- _OBJECTIVE_:
Write out all of the entries exactly, please.

== PROVIDED ENTRIES

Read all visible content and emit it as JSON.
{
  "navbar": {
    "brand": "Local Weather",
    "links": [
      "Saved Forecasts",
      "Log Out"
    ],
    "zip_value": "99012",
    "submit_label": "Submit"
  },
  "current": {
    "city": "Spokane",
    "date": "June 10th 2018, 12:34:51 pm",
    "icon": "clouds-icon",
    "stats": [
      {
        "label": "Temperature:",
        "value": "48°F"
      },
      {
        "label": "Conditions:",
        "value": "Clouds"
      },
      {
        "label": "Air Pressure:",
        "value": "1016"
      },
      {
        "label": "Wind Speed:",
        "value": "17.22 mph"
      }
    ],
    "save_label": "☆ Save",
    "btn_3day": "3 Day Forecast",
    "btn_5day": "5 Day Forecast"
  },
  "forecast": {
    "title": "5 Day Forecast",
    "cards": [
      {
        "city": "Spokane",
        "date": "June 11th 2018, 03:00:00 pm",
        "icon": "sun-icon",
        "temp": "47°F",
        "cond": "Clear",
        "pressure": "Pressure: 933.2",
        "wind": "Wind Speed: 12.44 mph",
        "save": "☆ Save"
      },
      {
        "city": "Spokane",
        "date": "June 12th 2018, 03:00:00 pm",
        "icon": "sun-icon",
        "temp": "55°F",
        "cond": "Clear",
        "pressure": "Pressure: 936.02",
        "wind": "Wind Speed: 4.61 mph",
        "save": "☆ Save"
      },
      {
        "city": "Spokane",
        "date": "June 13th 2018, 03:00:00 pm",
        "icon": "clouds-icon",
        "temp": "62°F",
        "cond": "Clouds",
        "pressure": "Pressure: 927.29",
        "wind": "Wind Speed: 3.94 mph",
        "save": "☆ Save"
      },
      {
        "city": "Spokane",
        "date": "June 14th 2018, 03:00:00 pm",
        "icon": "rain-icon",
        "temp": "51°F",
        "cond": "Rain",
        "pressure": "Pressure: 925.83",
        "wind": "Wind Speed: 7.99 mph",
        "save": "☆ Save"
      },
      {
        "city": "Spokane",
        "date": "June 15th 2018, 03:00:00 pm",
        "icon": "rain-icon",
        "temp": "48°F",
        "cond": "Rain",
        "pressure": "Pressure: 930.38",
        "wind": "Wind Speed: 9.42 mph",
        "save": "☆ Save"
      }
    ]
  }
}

====

- _RESPONSE_:
Read all visible content and emit it as JSON.
{
  "navbar": {
    "brand": "Local Weather",
    "links": [
      "Saved Forecasts",
      "Log Out"
    ],
    "zip_value": "99012",
    "submit_label": "Submit"
  },
  "current": {
    "city": "Spokane",
    "date": "June 10th 2018, 12:34:51 pm",
    "icon": "clouds-icon",
    "stats": [
      {
        "label": "Temperature:",
        "value": "48°F"
      },
      {
        "label": "Conditions:",
        "value": "Clouds"
      },
      {
        "label": "Air Pressure:",
        "value": "1016"
      },
      {
        "label": "Wind Speed:",
        "value": "17.22 mph"
      }
    ],
    "save_label": "☆ Save",
    "btn_3day": "3 Day Forecast",
    "btn_5day": "5 Day Forecast"
  },
  "forecast": {
    "title": "5 Day Forecast",
    "cards": [
      {
        "city": "Spokane",
        "date": "June 11th 2018, 03:00:00 pm",
        "icon": "sun-icon",
        "temp": "47°F",
        "cond": "Clear",
        "pressure": "Pressure: 933.2",
        "wind": "Wind Speed: 12.44 mph",
        "save": "☆ Save"
      },
      {
        "city": "Spokane",
        "date": "June 12th 2018, 03:00:00 pm",
        "icon": "sun-icon",
        "temp": "55°F",
        "cond": "Clear",
        "pressure": "Pressure: 936.02",
        "wind": "Wind Speed: 4.61 mph",
        "save": "☆ Save"
      },
      {
        "city": "Spokane",
        "date": "June 13th 2018, 03:00:00 pm",
        "icon": "clouds-icon",
        "temp": "62°F",
        "cond": "Clouds",
        "pressure": "Pressure: 927.29",
        "wind": "Wind Speed: 3.94 mph",
        "save": "☆ Save"
      },
      {
        "city": "Spokane",
        "date": "June 14th 2018, 03:00:00 pm",
        "icon": "rain-icon",
        "temp": "51°F",
        "cond": "Rain",
        "pressure": "Pressure: 925.83",
        "wind": "Wind Speed: 7.99 mph",
        "save": "☆ Save"
      },
      {
        "city": "Spokane",
        "date": "June 15th 2018, 03:00:00 pm",
        "icon": "rain-icon",
        "temp": "48°F",
        "cond": "Rain",
        "pressure": "Pressure: 930.38",
        "wind": "Wind Speed: 9.42 mph",
        "save": "☆ Save"
      }
    ]
  }
}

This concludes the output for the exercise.